* begin Information given *

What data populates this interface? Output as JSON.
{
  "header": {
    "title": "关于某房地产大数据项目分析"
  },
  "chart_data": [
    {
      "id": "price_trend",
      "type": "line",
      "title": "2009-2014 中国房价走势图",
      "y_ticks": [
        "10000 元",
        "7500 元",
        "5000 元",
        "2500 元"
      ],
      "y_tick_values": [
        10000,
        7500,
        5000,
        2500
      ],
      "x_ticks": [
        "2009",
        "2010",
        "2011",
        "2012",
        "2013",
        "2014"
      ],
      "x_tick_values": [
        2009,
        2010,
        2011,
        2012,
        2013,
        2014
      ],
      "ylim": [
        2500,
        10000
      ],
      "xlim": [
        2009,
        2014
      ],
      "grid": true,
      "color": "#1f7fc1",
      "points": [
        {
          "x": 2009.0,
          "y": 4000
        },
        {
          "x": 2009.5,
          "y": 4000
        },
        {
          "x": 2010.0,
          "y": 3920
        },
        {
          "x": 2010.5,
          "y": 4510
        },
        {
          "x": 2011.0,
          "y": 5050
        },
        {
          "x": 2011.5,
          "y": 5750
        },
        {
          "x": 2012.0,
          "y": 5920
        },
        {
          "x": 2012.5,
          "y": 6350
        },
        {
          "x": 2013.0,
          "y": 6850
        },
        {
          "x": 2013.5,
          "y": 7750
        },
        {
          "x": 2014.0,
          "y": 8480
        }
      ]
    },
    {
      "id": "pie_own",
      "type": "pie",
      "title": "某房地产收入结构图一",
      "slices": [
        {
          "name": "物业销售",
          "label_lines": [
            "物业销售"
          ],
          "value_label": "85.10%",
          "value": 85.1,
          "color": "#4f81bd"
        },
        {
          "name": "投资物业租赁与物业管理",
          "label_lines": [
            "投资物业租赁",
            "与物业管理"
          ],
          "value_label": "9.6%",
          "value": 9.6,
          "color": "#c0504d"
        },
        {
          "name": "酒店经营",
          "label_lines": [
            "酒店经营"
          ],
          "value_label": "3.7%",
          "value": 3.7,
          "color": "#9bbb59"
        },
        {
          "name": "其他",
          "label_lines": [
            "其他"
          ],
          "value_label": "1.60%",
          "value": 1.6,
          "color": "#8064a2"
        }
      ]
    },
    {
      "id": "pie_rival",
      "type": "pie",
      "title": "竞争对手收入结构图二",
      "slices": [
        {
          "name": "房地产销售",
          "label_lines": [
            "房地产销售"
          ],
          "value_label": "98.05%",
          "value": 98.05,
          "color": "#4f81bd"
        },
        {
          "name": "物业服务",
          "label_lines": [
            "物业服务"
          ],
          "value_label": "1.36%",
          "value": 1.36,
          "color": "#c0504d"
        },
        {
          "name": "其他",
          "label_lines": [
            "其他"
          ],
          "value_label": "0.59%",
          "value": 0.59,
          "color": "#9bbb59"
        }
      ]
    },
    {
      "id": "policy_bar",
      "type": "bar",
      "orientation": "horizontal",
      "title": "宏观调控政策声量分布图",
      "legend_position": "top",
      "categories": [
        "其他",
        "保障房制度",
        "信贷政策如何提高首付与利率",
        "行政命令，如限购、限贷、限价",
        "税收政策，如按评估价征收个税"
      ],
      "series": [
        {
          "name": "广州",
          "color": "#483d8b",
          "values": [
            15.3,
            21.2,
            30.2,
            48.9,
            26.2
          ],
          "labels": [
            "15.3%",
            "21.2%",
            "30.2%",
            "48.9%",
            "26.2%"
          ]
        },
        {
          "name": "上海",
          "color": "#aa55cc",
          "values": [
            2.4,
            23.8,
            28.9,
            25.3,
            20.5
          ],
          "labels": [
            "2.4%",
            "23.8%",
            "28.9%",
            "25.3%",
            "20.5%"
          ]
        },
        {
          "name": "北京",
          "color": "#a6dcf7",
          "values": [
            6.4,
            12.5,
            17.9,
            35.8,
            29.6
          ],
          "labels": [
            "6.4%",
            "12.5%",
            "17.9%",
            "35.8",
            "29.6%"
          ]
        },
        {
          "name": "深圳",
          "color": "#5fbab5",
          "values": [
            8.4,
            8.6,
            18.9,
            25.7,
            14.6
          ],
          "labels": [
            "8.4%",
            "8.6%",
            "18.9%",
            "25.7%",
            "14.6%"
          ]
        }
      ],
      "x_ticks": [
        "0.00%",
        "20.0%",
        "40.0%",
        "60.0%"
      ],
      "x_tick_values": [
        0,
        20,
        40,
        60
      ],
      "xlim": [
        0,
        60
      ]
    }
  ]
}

* end Information given *

*Your task*
Restate the data above word for word.

*Completed task*
What data populates this interface? Output as JSON.
{
  "header": {
    "title": "关于某房地产大数据项目分析"
  },
  "chart_data": [
    {
      "id": "price_trend",
      "type": "line",
      "title": "2009-2014 中国房价走势图",
      "y_ticks": [
        "10000 元",
        "7500 元",
        "5000 元",
        "2500 元"
      ],
      "y_tick_values": [
        10000,
        7500,
        5000,
        2500
      ],
      "x_ticks": [
        "2009",
        "2010",
        "2011",
        "2012",
        "2013",
        "2014"
      ],
      "x_tick_values": [
        2009,
        2010,
        2011,
        2012,
        2013,
        2014
      ],
      "ylim": [
        2500,
        10000
      ],
      "xlim": [
        2009,
        2014
      ],
      "grid": true,
      "color": "#1f7fc1",
      "points": [
        {
          "x": 2009.0,
          "y": 4000
        },
        {
          "x": 2009.5,
          "y": 4000
        },
        {
          "x": 2010.0,
          "y": 3920
        },
        {
          "x": 2010.5,
          "y": 4510
        },
        {
          "x": 2011.0,
          "y": 5050
        },
        {
          "x": 2011.5,
          "y": 5750
        },
        {
          "x": 2012.0,
          "y": 5920
        },
        {
          "x": 2012.5,
          "y": 6350
        },
        {
          "x": 2013.0,
          "y": 6850
        },
        {
          "x": 2013.5,
          "y": 7750
        },
        {
          "x": 2014.0,
          "y": 8480
        }
      ]
    },
    {
      "id": "pie_own",
      "type": "pie",
      "title": "某房地产收入结构图一",
      "slices": [
        {
          "name": "物业销售",
          "label_lines": [
            "物业销售"
          ],
          "value_label": "85.10%",
          "value": 85.1,
          "color": "#4f81bd"
        },
        {
          "name": "投资物业租赁与物业管理",
          "label_lines": [
            "投资物业租赁",
            "与物业管理"
          ],
          "value_label": "9.6%",
          "value": 9.6,
          "color": "#c0504d"
        },
        {
          "name": "酒店经营",
          "label_lines": [
            "酒店经营"
          ],
          "value_label": "3.7%",
          "value": 3.7,
          "color": "#9bbb59"
        },
        {
          "name": "其他",
          "label_lines": [
            "其他"
          ],
          "value_label": "1.60%",
          "value": 1.6,
          "color": "#8064a2"
        }
      ]
    },
    {
      "id": "pie_rival",
      "type": "pie",
      "title": "竞争对手收入结构图二",
      "slices": [
        {
          "name": "房地产销售",
          "label_lines": [
            "房地产销售"
          ],
          "value_label": "98.05%",
          "value": 98.05,
          "color": "#4f81bd"
        },
        {
          "name": "物业服务",
          "label_lines": [
            "物业服务"
          ],
          "value_label": "1.36%",
          "value": 1.36,
          "color": "#c0504d"
        },
        {
          "name": "其他",
          "label_lines": [
            "其他"
          ],
          "value_label": "0.59%",
          "value": 0.59,
          "color": "#9bbb59"
        }
      ]
    },
    {
      "id": "policy_bar",
      "type": "bar",
      "orientation": "horizontal",
      "title": "宏观调控政策声量分布图",
      "legend_position": "top",
      "categories": [
        "其他",
        "保障房制度",
        "信贷政策如何提高首付与利率",
        "行政命令，如限购、限贷、限价",
        "税收政策，如按评估价征收个税"
      ],
      "series": [
        {
          "name": "广州",
          "color": "#483d8b",
          "values": [
            15.3,
            21.2,
            30.2,
            48.9,
            26.2
          ],
          "labels": [
            "15.3%",
            "21.2%",
            "30.2%",
            "48.9%",
            "26.2%"
          ]
        },
        {
          "name": "上海",
          "color": "#aa55cc",
          "values": [
            2.4,
            23.8,
            28.9,
            25.3,
            20.5
          ],
          "labels": [
            "2.4%",
            "23.8%",
            "28.9%",
            "25.3%",
            "20.5%"
          ]
        },
        {
          "name": "北京",
          "color": "#a6dcf7",
          "values": [
            6.4,
            12.5,
            17.9,
            35.8,
            29.6
          ],
          "labels": [
            "6.4%",
            "12.5%",
            "17.9%",
            "35.8",
            "29.6%"
          ]
        },
        {
          "name": "深圳",
          "color": "#5fbab5",
          "values": [
            8.4,
            8.6,
            18.9,
            25.7,
            14.6
          ],
          "labels": [
            "8.4%",
            "8.6%",
            "18.9%",
            "25.7%",
            "14.6%"
          ]
        }
      ],
      "x_ticks": [
        "0.00%",
        "20.0%",
        "40.0%",
        "60.0%"
      ],
      "x_tick_values": [
        0,
        20,
        40,
        60
      ],
      "xlim": [
        0,
        60
      ]
    }
  ]
}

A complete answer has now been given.